## AIM
Locate the lines of the listing below that hold "Sidra", then copy each of them.

START RAW RECORDS

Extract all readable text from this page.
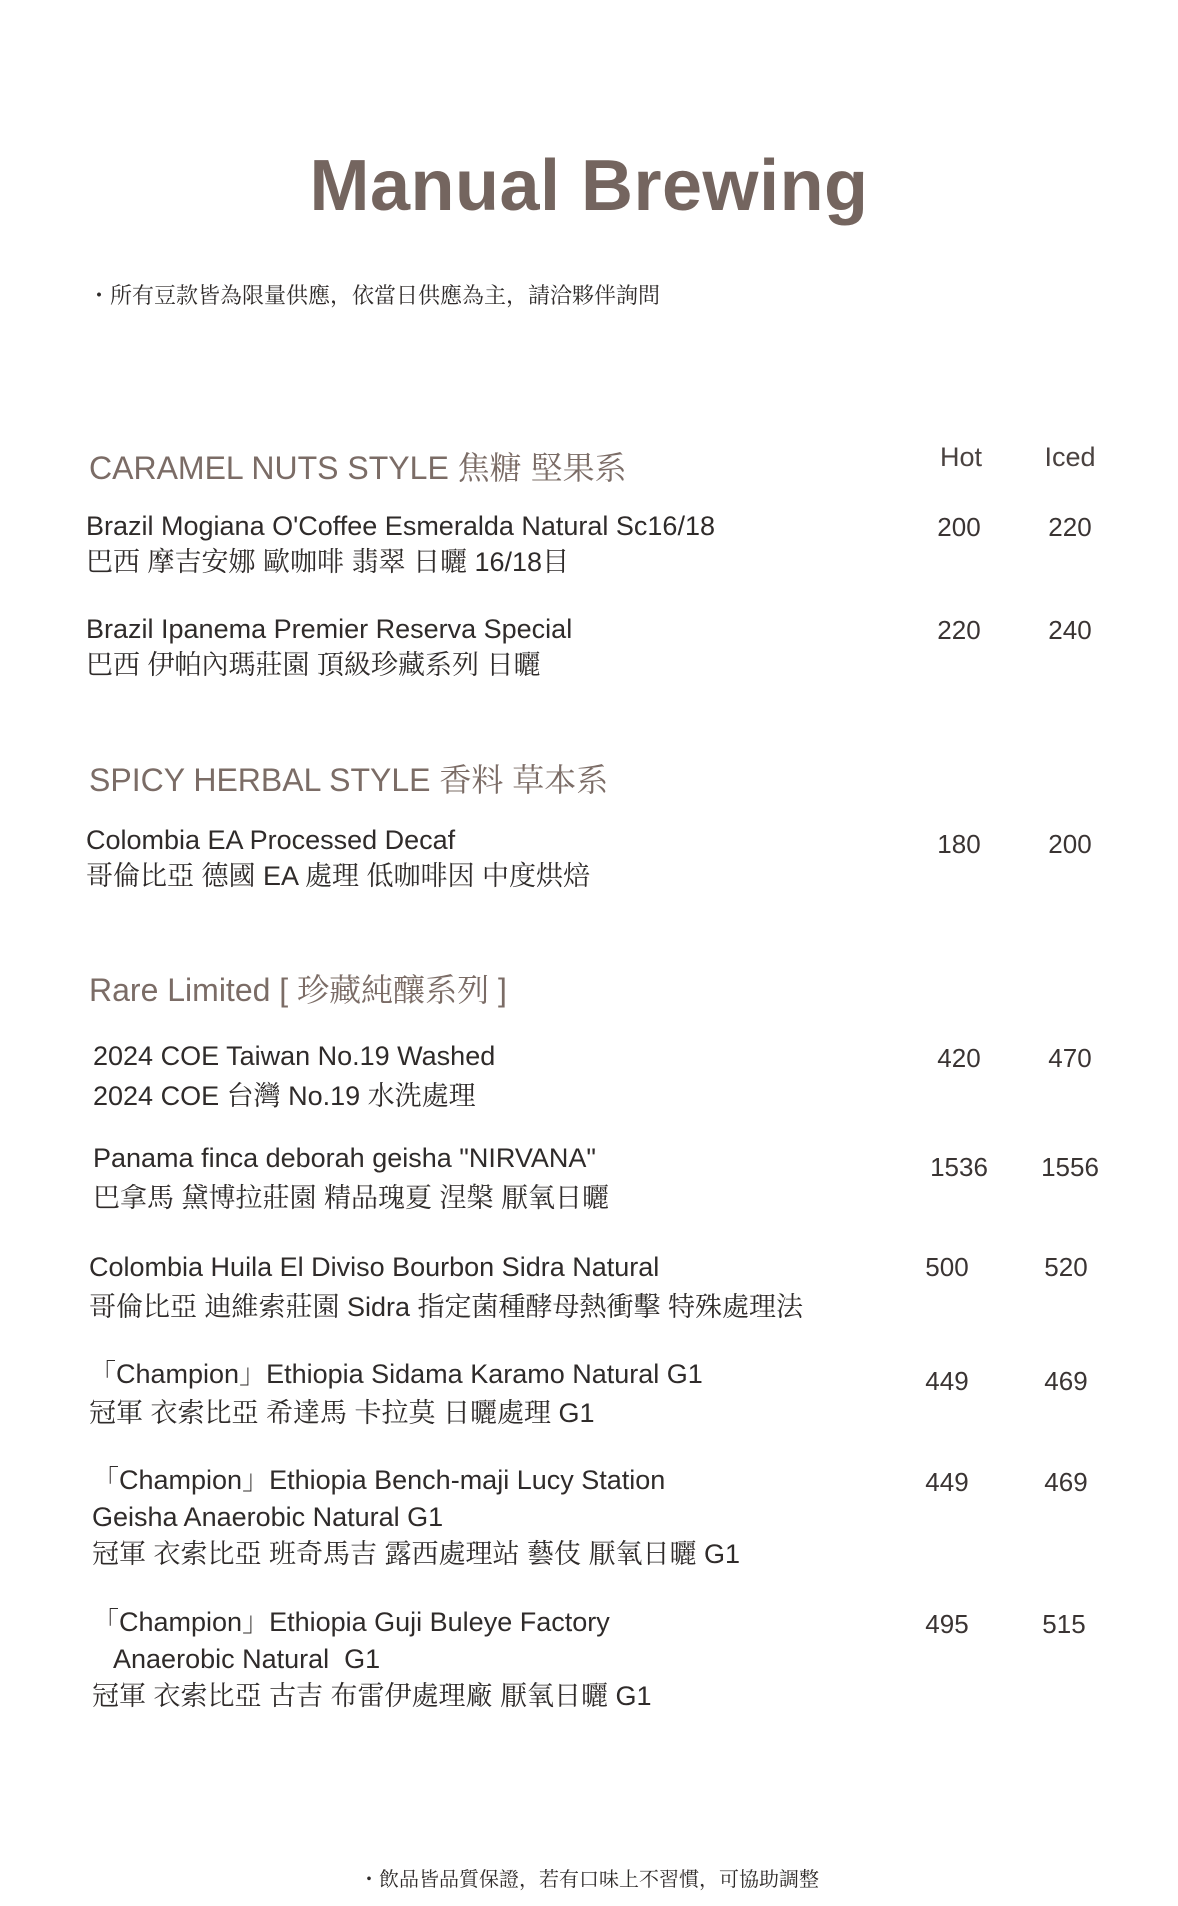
Manual Brewing
・所有豆款皆為限量供應，依當日供應為主，請洽夥伴詢問
CARAMEL NUTS STYLE 焦糖 堅果系	Hot	Iced
Brazil Mogiana O'Coffee Esmeralda Natural Sc16/18
巴西 摩吉安娜 歐咖啡 翡翠 日曬 16/18目
200	220
Brazil Ipanema Premier Reserva Special
巴西 伊帕內瑪莊園 頂級珍藏系列 日曬
220	240
SPICY HERBAL STYLE 香料 草本系
Colombia EA Processed Decaf
哥倫比亞 德國 EA 處理 低咖啡因 中度烘焙
180	200
Rare Limited [ 珍藏純釀系列 ]
2024 COE Taiwan No.19 Washed
2024 COE 台灣 No.19 水洗處理
420	470
Panama finca deborah geisha "NIRVANA"
巴拿馬 黛博拉莊園 精品瑰夏 涅槃 厭氧日曬
1536	1556
Colombia Huila El Diviso Bourbon Sidra Natural
哥倫比亞 迪維索莊園 Sidra 指定菌種酵母熱衝擊 特殊處理法
500	520
「Champion」Ethiopia Sidama Karamo Natural G1
冠軍 衣索比亞 希達馬 卡拉莫 日曬處理 G1
449	469
「Champion」Ethiopia Bench-maji Lucy Station
Geisha Anaerobic Natural G1
冠軍 衣索比亞 班奇馬吉 露西處理站 藝伎 厭氧日曬 G1
449	469
「Champion」Ethiopia Guji Buleye Factory
Anaerobic Natural  G1
冠軍 衣索比亞 古吉 布雷伊處理廠 厭氧日曬 G1
495	515
・飲品皆品質保證，若有口味上不習慣，可協助調整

END RAW RECORDS

## ANSWER TO THE PROBLEM
Colombia Huila El Diviso Bourbon Sidra Natural
哥倫比亞 迪維索莊園 Sidra 指定菌種酵母熱衝擊 特殊處理法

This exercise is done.